[Dataset listings of figures]

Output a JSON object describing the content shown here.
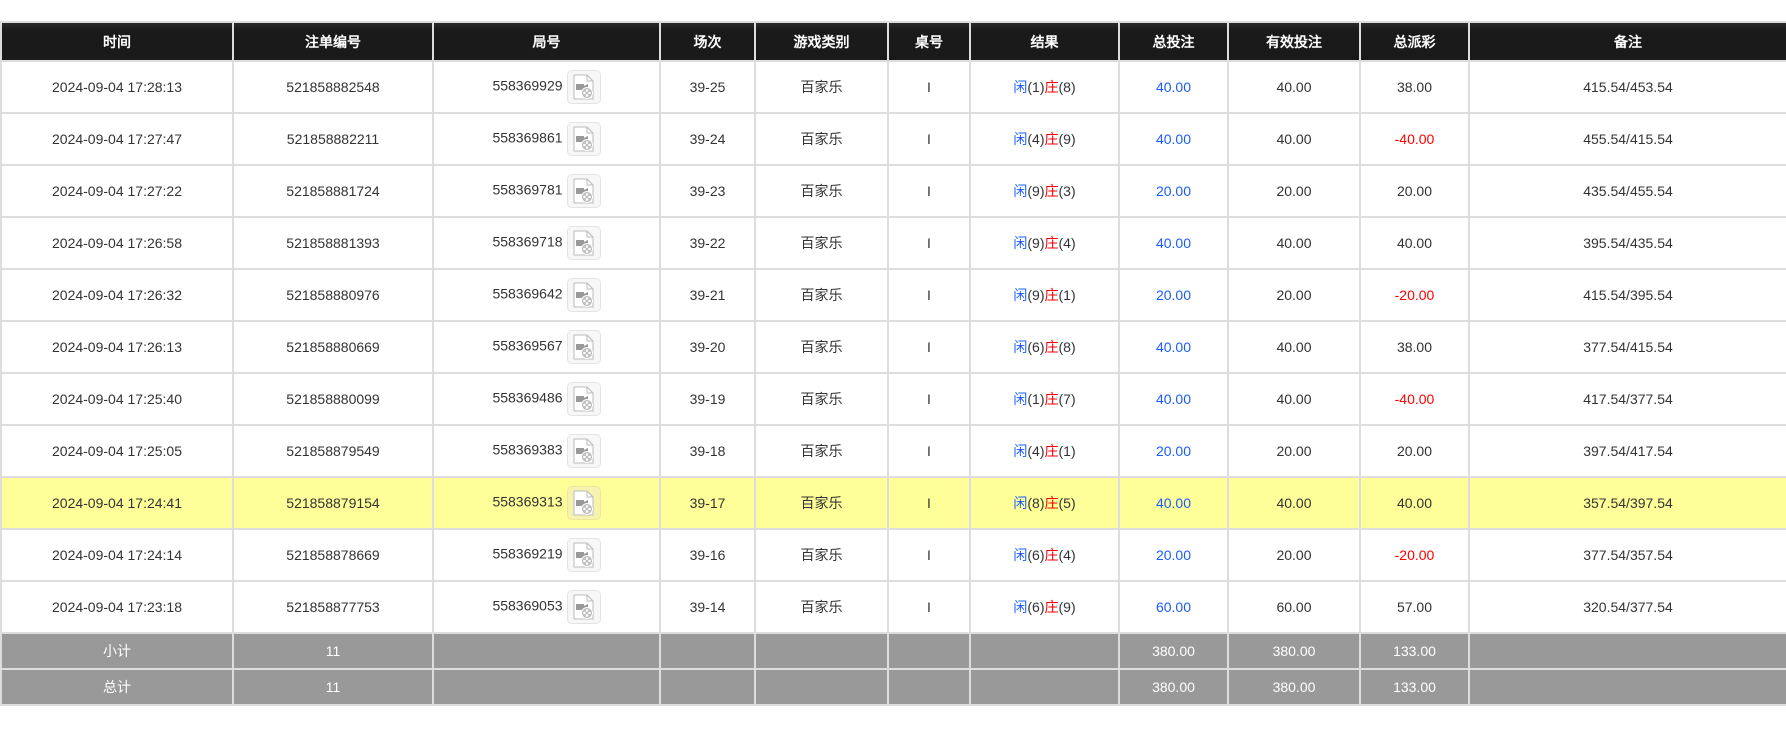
{
  "colors": {
    "header_bg": "#1a1a1a",
    "highlight": "#ffff99",
    "summary_bg": "#999999",
    "blue": "#1a5cff",
    "red": "#ff0000"
  },
  "columns": [
    "时间",
    "注单编号",
    "局号",
    "场次",
    "游戏类别",
    "桌号",
    "结果",
    "总投注",
    "有效投注",
    "总派彩",
    "备注"
  ],
  "result_labels": {
    "player": "闲",
    "banker": "庄"
  },
  "replay_icon": "video-file-icon",
  "rows": [
    {
      "time": "2024-09-04 17:28:13",
      "bet_id": "521858882548",
      "round": "558369929",
      "shoe": "39-25",
      "game": "百家乐",
      "table": "I",
      "player": "(1)",
      "banker": "(8)",
      "total": "40.00",
      "valid": "40.00",
      "payout": "38.00",
      "note": "415.54/453.54"
    },
    {
      "time": "2024-09-04 17:27:47",
      "bet_id": "521858882211",
      "round": "558369861",
      "shoe": "39-24",
      "game": "百家乐",
      "table": "I",
      "player": "(4)",
      "banker": "(9)",
      "total": "40.00",
      "valid": "40.00",
      "payout": "-40.00",
      "note": "455.54/415.54"
    },
    {
      "time": "2024-09-04 17:27:22",
      "bet_id": "521858881724",
      "round": "558369781",
      "shoe": "39-23",
      "game": "百家乐",
      "table": "I",
      "player": "(9)",
      "banker": "(3)",
      "total": "20.00",
      "valid": "20.00",
      "payout": "20.00",
      "note": "435.54/455.54"
    },
    {
      "time": "2024-09-04 17:26:58",
      "bet_id": "521858881393",
      "round": "558369718",
      "shoe": "39-22",
      "game": "百家乐",
      "table": "I",
      "player": "(9)",
      "banker": "(4)",
      "total": "40.00",
      "valid": "40.00",
      "payout": "40.00",
      "note": "395.54/435.54"
    },
    {
      "time": "2024-09-04 17:26:32",
      "bet_id": "521858880976",
      "round": "558369642",
      "shoe": "39-21",
      "game": "百家乐",
      "table": "I",
      "player": "(9)",
      "banker": "(1)",
      "total": "20.00",
      "valid": "20.00",
      "payout": "-20.00",
      "note": "415.54/395.54"
    },
    {
      "time": "2024-09-04 17:26:13",
      "bet_id": "521858880669",
      "round": "558369567",
      "shoe": "39-20",
      "game": "百家乐",
      "table": "I",
      "player": "(6)",
      "banker": "(8)",
      "total": "40.00",
      "valid": "40.00",
      "payout": "38.00",
      "note": "377.54/415.54"
    },
    {
      "time": "2024-09-04 17:25:40",
      "bet_id": "521858880099",
      "round": "558369486",
      "shoe": "39-19",
      "game": "百家乐",
      "table": "I",
      "player": "(1)",
      "banker": "(7)",
      "total": "40.00",
      "valid": "40.00",
      "payout": "-40.00",
      "note": "417.54/377.54"
    },
    {
      "time": "2024-09-04 17:25:05",
      "bet_id": "521858879549",
      "round": "558369383",
      "shoe": "39-18",
      "game": "百家乐",
      "table": "I",
      "player": "(4)",
      "banker": "(1)",
      "total": "20.00",
      "valid": "20.00",
      "payout": "20.00",
      "note": "397.54/417.54"
    },
    {
      "time": "2024-09-04 17:24:41",
      "bet_id": "521858879154",
      "round": "558369313",
      "shoe": "39-17",
      "game": "百家乐",
      "table": "I",
      "player": "(8)",
      "banker": "(5)",
      "total": "40.00",
      "valid": "40.00",
      "payout": "40.00",
      "note": "357.54/397.54",
      "highlighted": true
    },
    {
      "time": "2024-09-04 17:24:14",
      "bet_id": "521858878669",
      "round": "558369219",
      "shoe": "39-16",
      "game": "百家乐",
      "table": "I",
      "player": "(6)",
      "banker": "(4)",
      "total": "20.00",
      "valid": "20.00",
      "payout": "-20.00",
      "note": "377.54/357.54"
    },
    {
      "time": "2024-09-04 17:23:18",
      "bet_id": "521858877753",
      "round": "558369053",
      "shoe": "39-14",
      "game": "百家乐",
      "table": "I",
      "player": "(6)",
      "banker": "(9)",
      "total": "60.00",
      "valid": "60.00",
      "payout": "57.00",
      "note": "320.54/377.54"
    }
  ],
  "subtotal": {
    "label": "小计",
    "count": "11",
    "total": "380.00",
    "valid": "380.00",
    "payout": "133.00"
  },
  "grandtotal": {
    "label": "总计",
    "count": "11",
    "total": "380.00",
    "valid": "380.00",
    "payout": "133.00"
  }
}
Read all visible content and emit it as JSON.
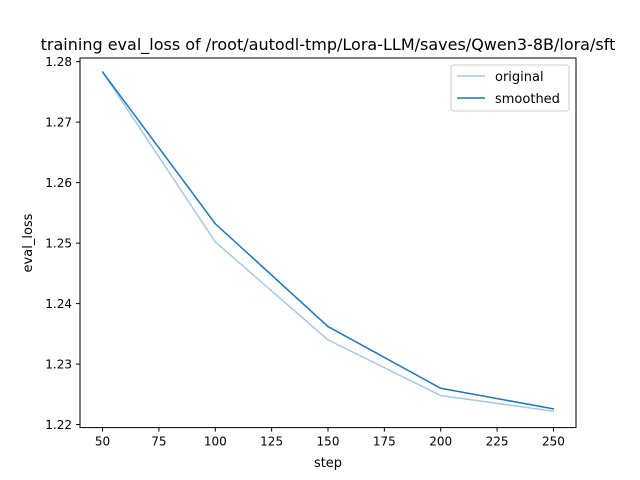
{
  "chart_data": {
    "type": "line",
    "title": "training eval_loss of /root/autodl-tmp/Lora-LLM/saves/Qwen3-8B/lora/sft",
    "xlabel": "step",
    "ylabel": "eval_loss",
    "xlim": [
      40,
      260
    ],
    "ylim": [
      1.2195,
      1.2806
    ],
    "x_ticks": [
      50,
      75,
      100,
      125,
      150,
      175,
      200,
      225,
      250
    ],
    "y_ticks": [
      1.22,
      1.23,
      1.24,
      1.25,
      1.26,
      1.27,
      1.28
    ],
    "x": [
      50,
      100,
      150,
      200,
      250
    ],
    "series": [
      {
        "name": "original",
        "color": "#a6c8e2",
        "values": [
          1.2783,
          1.2502,
          1.234,
          1.2248,
          1.2222
        ]
      },
      {
        "name": "smoothed",
        "color": "#1f77b4",
        "values": [
          1.2783,
          1.2532,
          1.2362,
          1.226,
          1.2226
        ]
      }
    ],
    "legend": {
      "position": "top-right",
      "entries": [
        "original",
        "smoothed"
      ]
    },
    "grid": false
  }
}
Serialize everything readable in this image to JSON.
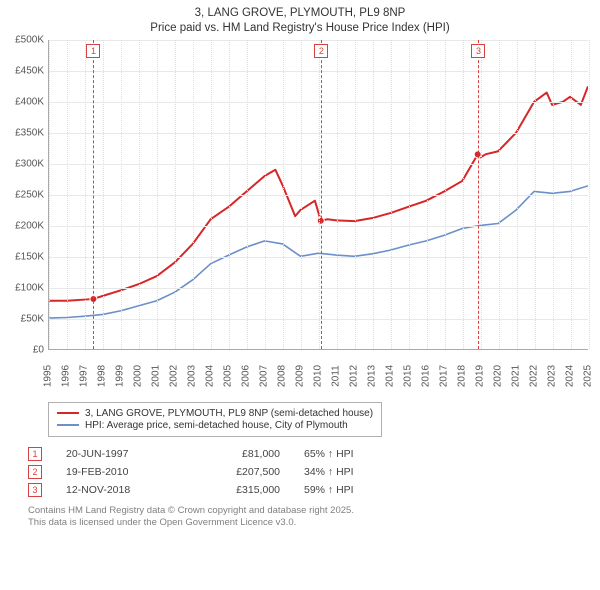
{
  "title_line1": "3, LANG GROVE, PLYMOUTH, PL9 8NP",
  "title_line2": "Price paid vs. HM Land Registry's House Price Index (HPI)",
  "chart": {
    "type": "line",
    "background_color": "#ffffff",
    "grid_color": "#e8e8e8",
    "axis_color": "#aaaaaa",
    "ylim": [
      0,
      500000
    ],
    "ytick_step": 50000,
    "yticklabels": [
      "£0",
      "£50K",
      "£100K",
      "£150K",
      "£200K",
      "£250K",
      "£300K",
      "£350K",
      "£400K",
      "£450K",
      "£500K"
    ],
    "xlim": [
      1995,
      2025
    ],
    "xticks": [
      1995,
      1996,
      1997,
      1998,
      1999,
      2000,
      2001,
      2002,
      2003,
      2004,
      2005,
      2006,
      2007,
      2008,
      2009,
      2010,
      2011,
      2012,
      2013,
      2014,
      2015,
      2016,
      2017,
      2018,
      2019,
      2020,
      2021,
      2022,
      2023,
      2024,
      2025
    ],
    "label_fontsize": 10,
    "title_fontsize": 11.5,
    "series": [
      {
        "name": "3, LANG GROVE, PLYMOUTH, PL9 8NP (semi-detached house)",
        "color": "#d62728",
        "line_width": 2,
        "points": [
          [
            1995,
            78000
          ],
          [
            1996,
            78000
          ],
          [
            1997,
            80000
          ],
          [
            1997.47,
            81000
          ],
          [
            1998,
            86000
          ],
          [
            1999,
            95000
          ],
          [
            2000,
            105000
          ],
          [
            2001,
            118000
          ],
          [
            2002,
            140000
          ],
          [
            2003,
            170000
          ],
          [
            2004,
            210000
          ],
          [
            2005,
            230000
          ],
          [
            2006,
            255000
          ],
          [
            2007,
            280000
          ],
          [
            2007.6,
            290000
          ],
          [
            2008,
            265000
          ],
          [
            2008.7,
            215000
          ],
          [
            2009,
            225000
          ],
          [
            2009.8,
            240000
          ],
          [
            2010.13,
            207500
          ],
          [
            2010.5,
            210000
          ],
          [
            2011,
            208000
          ],
          [
            2012,
            207000
          ],
          [
            2013,
            212000
          ],
          [
            2014,
            220000
          ],
          [
            2015,
            230000
          ],
          [
            2016,
            240000
          ],
          [
            2017,
            255000
          ],
          [
            2018,
            272000
          ],
          [
            2018.86,
            315000
          ],
          [
            2019,
            310000
          ],
          [
            2019.3,
            315000
          ],
          [
            2020,
            320000
          ],
          [
            2021,
            350000
          ],
          [
            2022,
            400000
          ],
          [
            2022.7,
            415000
          ],
          [
            2023,
            395000
          ],
          [
            2023.6,
            400000
          ],
          [
            2024,
            408000
          ],
          [
            2024.6,
            395000
          ],
          [
            2025,
            425000
          ]
        ]
      },
      {
        "name": "HPI: Average price, semi-detached house, City of Plymouth",
        "color": "#6b8fc9",
        "line_width": 1.6,
        "points": [
          [
            1995,
            50000
          ],
          [
            1996,
            51000
          ],
          [
            1997,
            53000
          ],
          [
            1998,
            56000
          ],
          [
            1999,
            62000
          ],
          [
            2000,
            70000
          ],
          [
            2001,
            78000
          ],
          [
            2002,
            92000
          ],
          [
            2003,
            112000
          ],
          [
            2004,
            138000
          ],
          [
            2005,
            152000
          ],
          [
            2006,
            165000
          ],
          [
            2007,
            175000
          ],
          [
            2008,
            170000
          ],
          [
            2009,
            150000
          ],
          [
            2010,
            155000
          ],
          [
            2011,
            152000
          ],
          [
            2012,
            150000
          ],
          [
            2013,
            154000
          ],
          [
            2014,
            160000
          ],
          [
            2015,
            168000
          ],
          [
            2016,
            175000
          ],
          [
            2017,
            184000
          ],
          [
            2018,
            195000
          ],
          [
            2019,
            200000
          ],
          [
            2020,
            203000
          ],
          [
            2021,
            225000
          ],
          [
            2022,
            255000
          ],
          [
            2023,
            252000
          ],
          [
            2024,
            255000
          ],
          [
            2025,
            264000
          ]
        ]
      }
    ],
    "sale_markers": [
      {
        "n": "1",
        "year": 1997.47
      },
      {
        "n": "2",
        "year": 2010.13
      },
      {
        "n": "3",
        "year": 2018.86
      }
    ],
    "sale_line_color": "#d94040"
  },
  "legend": {
    "items": [
      {
        "label": "3, LANG GROVE, PLYMOUTH, PL9 8NP (semi-detached house)",
        "color": "#d62728"
      },
      {
        "label": "HPI: Average price, semi-detached house, City of Plymouth",
        "color": "#6b8fc9"
      }
    ]
  },
  "sales": [
    {
      "n": "1",
      "date": "20-JUN-1997",
      "price": "£81,000",
      "rel": "65% ↑ HPI"
    },
    {
      "n": "2",
      "date": "19-FEB-2010",
      "price": "£207,500",
      "rel": "34% ↑ HPI"
    },
    {
      "n": "3",
      "date": "12-NOV-2018",
      "price": "£315,000",
      "rel": "59% ↑ HPI"
    }
  ],
  "attribution_line1": "Contains HM Land Registry data © Crown copyright and database right 2025.",
  "attribution_line2": "This data is licensed under the Open Government Licence v3.0."
}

# WHAT YOU WILL DO
Find the lines containing "name" and pull them out.

# EXERCISE OUTPUT
        "name": "original",
        "name": "smoothed",
        "name": "3, LANG GROVE, PLYMOUTH, PL9 8NP (semi-detached house)",
        "name": "HPI: Average price, semi-detached house, City of Plymouth",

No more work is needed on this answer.